What the task requires
Leave out the pictures; transcribe all else exactly.

The records

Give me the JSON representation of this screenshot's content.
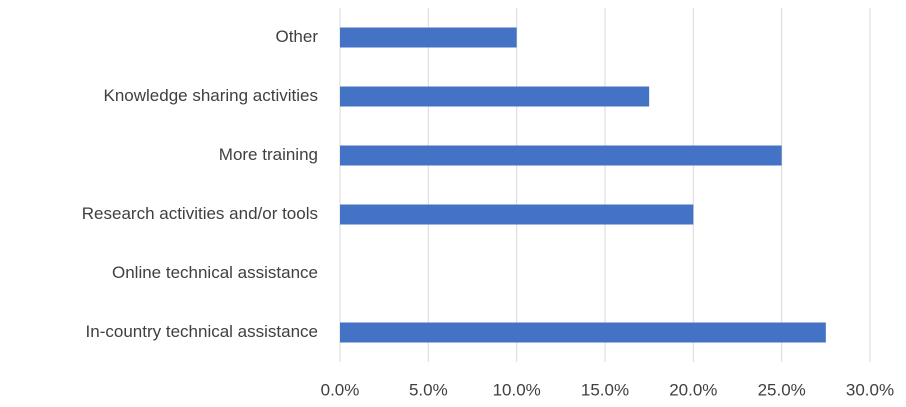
{
  "chart_data": {
    "type": "bar",
    "orientation": "horizontal",
    "categories": [
      "Other",
      "Knowledge sharing activities",
      "More training",
      "Research activities and/or tools",
      "Online technical assistance",
      "In-country technical assistance"
    ],
    "values": [
      10,
      17.5,
      25,
      20,
      0,
      27.5
    ],
    "color": "#4472c4",
    "xlim": [
      0,
      30
    ],
    "xticks": [
      {
        "value": 0,
        "label": "0.0%"
      },
      {
        "value": 5,
        "label": "5.0%"
      },
      {
        "value": 10,
        "label": "10.0%"
      },
      {
        "value": 15,
        "label": "15.0%"
      },
      {
        "value": 20,
        "label": "20.0%"
      },
      {
        "value": 25,
        "label": "25.0%"
      },
      {
        "value": 30,
        "label": "30.0%"
      }
    ],
    "grid": true
  }
}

Solution to this problem
Give me the JSON representation of this screenshot's content.
{
  "chart_data": {
    "type": "bar",
    "orientation": "horizontal",
    "categories": [
      "Other",
      "Knowledge sharing activities",
      "More training",
      "Research activities and/or tools",
      "Online technical assistance",
      "In-country technical assistance"
    ],
    "values": [
      10,
      17.5,
      25,
      20,
      0,
      27.5
    ],
    "color": "#4472c4",
    "xlim": [
      0,
      30
    ],
    "xticks": [
      {
        "value": 0,
        "label": "0.0%"
      },
      {
        "value": 5,
        "label": "5.0%"
      },
      {
        "value": 10,
        "label": "10.0%"
      },
      {
        "value": 15,
        "label": "15.0%"
      },
      {
        "value": 20,
        "label": "20.0%"
      },
      {
        "value": 25,
        "label": "25.0%"
      },
      {
        "value": 30,
        "label": "30.0%"
      }
    ],
    "grid": true
  }
}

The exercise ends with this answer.